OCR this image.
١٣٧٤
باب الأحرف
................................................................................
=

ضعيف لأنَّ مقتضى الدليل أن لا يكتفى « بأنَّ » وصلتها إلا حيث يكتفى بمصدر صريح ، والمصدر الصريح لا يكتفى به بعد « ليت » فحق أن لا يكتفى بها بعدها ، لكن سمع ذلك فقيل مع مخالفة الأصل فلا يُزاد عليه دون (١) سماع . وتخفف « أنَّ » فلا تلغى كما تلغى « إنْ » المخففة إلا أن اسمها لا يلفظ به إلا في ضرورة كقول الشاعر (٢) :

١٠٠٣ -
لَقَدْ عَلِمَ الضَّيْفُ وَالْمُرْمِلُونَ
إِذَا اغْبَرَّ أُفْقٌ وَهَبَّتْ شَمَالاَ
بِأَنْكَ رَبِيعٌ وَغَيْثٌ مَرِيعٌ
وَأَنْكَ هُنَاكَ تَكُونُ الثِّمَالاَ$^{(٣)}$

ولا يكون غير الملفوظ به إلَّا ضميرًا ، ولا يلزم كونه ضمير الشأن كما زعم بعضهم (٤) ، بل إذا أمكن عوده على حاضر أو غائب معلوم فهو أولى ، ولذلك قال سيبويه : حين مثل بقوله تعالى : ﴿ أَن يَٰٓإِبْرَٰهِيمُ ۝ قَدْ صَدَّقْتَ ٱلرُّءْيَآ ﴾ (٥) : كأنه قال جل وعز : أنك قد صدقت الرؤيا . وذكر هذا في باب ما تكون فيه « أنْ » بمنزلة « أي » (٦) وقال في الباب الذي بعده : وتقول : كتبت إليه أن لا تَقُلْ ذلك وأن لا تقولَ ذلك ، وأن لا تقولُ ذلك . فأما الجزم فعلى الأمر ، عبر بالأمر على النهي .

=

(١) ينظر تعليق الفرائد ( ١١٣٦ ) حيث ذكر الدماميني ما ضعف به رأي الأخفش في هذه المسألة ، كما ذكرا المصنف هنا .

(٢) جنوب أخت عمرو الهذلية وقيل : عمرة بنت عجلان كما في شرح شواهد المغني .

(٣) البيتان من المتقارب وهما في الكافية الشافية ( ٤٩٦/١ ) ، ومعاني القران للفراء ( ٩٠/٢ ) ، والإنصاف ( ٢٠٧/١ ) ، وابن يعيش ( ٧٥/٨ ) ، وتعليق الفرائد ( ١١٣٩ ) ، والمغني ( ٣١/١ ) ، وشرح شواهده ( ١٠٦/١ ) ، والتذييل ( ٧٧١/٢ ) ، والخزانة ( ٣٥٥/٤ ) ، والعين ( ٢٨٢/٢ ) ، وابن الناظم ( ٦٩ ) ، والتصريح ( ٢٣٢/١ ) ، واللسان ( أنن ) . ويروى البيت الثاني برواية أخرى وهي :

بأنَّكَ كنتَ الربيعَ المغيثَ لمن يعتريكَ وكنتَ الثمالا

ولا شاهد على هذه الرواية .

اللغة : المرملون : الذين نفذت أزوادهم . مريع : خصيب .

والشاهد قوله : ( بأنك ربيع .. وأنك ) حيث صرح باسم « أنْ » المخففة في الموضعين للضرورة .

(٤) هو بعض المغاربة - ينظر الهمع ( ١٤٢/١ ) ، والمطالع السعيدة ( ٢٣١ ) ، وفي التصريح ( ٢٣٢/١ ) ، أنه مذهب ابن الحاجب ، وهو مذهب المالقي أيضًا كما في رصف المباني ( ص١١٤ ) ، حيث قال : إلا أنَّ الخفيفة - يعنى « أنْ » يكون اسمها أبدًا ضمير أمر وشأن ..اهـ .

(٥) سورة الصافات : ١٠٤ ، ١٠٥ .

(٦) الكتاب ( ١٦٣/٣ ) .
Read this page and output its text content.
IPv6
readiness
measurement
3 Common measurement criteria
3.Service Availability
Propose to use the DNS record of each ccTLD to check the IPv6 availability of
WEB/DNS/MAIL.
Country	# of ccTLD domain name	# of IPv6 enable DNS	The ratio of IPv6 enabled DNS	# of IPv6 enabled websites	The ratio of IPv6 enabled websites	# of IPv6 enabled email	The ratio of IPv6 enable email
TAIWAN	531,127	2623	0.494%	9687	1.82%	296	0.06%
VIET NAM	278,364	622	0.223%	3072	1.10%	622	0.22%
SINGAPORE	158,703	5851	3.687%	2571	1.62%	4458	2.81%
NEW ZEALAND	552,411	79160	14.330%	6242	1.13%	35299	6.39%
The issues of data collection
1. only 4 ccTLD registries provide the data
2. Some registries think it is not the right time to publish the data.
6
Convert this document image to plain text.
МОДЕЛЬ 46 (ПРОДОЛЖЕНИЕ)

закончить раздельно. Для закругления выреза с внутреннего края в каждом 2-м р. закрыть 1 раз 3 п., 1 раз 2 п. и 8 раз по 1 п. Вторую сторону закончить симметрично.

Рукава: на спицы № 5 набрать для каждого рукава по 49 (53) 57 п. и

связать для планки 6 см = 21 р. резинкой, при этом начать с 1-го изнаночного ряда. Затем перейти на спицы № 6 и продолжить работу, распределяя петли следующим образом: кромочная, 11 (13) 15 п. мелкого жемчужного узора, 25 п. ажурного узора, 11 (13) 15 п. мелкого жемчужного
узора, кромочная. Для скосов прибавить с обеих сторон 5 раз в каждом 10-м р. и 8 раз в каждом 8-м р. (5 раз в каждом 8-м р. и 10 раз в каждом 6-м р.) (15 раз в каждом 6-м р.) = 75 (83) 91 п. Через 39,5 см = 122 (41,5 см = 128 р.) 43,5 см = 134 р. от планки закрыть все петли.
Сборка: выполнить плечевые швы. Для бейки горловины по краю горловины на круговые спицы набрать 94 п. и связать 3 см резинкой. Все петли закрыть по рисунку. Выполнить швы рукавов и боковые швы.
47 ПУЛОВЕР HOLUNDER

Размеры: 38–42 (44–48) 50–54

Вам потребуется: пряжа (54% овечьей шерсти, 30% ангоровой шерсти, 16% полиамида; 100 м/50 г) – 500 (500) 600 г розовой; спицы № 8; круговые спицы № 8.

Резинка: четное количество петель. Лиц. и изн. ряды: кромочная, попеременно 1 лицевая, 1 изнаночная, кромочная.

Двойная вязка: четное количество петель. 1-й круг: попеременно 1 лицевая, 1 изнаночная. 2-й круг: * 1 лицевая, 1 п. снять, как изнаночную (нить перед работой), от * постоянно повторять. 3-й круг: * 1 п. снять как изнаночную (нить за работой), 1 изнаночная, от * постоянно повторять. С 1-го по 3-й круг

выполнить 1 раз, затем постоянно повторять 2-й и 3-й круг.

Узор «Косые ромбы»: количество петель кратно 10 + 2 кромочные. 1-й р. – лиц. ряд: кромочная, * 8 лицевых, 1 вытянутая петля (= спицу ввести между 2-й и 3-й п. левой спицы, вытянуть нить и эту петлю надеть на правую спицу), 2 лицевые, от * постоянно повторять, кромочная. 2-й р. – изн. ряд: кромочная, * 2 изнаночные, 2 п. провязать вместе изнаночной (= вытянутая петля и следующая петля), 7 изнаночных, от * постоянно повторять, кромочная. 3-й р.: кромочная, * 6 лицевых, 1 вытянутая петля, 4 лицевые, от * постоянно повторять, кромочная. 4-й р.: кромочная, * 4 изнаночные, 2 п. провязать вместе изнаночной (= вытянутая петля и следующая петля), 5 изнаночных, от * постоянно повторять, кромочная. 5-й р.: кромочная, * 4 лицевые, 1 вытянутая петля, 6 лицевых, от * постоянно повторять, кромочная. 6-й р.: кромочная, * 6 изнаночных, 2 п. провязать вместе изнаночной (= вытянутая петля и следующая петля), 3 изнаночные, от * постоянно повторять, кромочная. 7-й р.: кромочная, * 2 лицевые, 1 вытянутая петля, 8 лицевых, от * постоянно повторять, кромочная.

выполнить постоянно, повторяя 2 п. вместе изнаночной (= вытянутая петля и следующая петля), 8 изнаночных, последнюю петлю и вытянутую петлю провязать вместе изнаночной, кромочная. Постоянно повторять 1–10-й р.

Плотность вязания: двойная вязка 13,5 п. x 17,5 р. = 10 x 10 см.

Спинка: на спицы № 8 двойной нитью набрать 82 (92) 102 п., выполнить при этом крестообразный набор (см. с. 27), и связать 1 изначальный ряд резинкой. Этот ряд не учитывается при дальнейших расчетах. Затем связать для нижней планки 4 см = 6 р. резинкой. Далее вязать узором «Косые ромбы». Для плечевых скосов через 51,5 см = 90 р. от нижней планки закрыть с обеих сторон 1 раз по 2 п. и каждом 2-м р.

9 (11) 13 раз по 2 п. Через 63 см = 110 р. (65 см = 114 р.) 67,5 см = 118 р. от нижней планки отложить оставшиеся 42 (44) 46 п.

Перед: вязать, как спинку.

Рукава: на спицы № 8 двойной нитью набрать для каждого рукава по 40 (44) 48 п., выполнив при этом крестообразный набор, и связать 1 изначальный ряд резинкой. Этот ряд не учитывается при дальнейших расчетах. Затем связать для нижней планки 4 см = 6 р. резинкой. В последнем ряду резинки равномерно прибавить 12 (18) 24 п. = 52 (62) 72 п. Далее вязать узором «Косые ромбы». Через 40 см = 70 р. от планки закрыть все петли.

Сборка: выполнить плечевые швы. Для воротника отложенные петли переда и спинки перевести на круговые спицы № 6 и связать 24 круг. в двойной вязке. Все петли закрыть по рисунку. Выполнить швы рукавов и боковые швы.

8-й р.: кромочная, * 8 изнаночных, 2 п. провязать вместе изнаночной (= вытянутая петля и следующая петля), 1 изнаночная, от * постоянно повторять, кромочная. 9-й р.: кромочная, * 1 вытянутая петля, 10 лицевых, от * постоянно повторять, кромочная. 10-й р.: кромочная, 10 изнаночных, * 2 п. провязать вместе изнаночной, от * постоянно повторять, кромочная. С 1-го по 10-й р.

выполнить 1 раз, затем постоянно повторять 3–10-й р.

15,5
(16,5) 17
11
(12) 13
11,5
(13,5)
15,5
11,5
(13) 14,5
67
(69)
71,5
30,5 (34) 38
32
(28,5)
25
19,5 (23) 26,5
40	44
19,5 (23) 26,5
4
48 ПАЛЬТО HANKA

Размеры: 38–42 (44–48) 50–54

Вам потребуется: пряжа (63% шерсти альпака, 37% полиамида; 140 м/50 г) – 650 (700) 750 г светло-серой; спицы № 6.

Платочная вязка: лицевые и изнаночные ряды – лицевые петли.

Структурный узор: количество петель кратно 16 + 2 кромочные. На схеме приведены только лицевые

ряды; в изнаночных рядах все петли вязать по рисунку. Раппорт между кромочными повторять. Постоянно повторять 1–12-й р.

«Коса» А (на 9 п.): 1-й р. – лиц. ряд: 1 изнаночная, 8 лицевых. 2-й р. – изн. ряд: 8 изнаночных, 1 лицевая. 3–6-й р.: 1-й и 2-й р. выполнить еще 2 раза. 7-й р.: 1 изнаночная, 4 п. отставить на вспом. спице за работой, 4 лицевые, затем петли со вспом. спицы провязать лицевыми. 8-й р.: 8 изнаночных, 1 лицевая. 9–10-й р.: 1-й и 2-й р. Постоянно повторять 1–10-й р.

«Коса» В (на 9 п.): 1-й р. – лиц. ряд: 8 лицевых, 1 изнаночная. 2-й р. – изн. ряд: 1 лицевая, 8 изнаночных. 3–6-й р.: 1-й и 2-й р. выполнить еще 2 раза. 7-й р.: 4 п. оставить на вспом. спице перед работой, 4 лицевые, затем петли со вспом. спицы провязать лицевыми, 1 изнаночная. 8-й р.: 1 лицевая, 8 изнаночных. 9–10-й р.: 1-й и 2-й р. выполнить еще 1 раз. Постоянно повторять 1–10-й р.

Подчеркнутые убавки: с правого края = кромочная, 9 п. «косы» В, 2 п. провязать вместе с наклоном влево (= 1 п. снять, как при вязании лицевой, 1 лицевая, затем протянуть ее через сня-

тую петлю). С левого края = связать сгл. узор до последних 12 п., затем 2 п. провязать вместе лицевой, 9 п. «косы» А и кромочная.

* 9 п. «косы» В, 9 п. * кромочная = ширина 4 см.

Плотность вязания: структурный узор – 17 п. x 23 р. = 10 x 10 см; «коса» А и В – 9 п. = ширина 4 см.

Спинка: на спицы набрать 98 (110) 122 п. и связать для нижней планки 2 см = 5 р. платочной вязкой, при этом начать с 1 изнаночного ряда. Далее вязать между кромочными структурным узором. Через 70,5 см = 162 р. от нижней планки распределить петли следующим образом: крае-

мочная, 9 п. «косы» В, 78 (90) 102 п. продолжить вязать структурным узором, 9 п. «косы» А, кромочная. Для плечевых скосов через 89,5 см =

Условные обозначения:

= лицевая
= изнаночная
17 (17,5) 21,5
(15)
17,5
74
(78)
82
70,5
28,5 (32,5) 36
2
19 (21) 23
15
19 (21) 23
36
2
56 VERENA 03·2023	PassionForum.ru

———

Pull out all lines containing the word "الفرائد" from the entries above.

■ Exercise answer
(١) ينظر تعليق الفرائد ( ١١٣٦ ) حيث ذكر الدماميني ما ضعف به رأي الأخفش في هذه المسألة ، كما ذكرا المصنف هنا .
(٣) البيتان من المتقارب وهما في الكافية الشافية ( ٤٩٦/١ ) ، ومعاني القران للفراء ( ٩٠/٢ ) ، والإنصاف ( ٢٠٧/١ ) ، وابن يعيش ( ٧٥/٨ ) ، وتعليق الفرائد ( ١١٣٩ ) ، والمغني ( ٣١/١ ) ، وشرح شواهده ( ١٠٦/١ ) ، والتذييل ( ٧٧١/٢ ) ، والخزانة ( ٣٥٥/٤ ) ، والعين ( ٢٨٢/٢ ) ، وابن الناظم ( ٦٩ ) ، والتصريح ( ٢٣٢/١ ) ، واللسان ( أنن ) . ويروى البيت الثاني برواية أخرى وهي :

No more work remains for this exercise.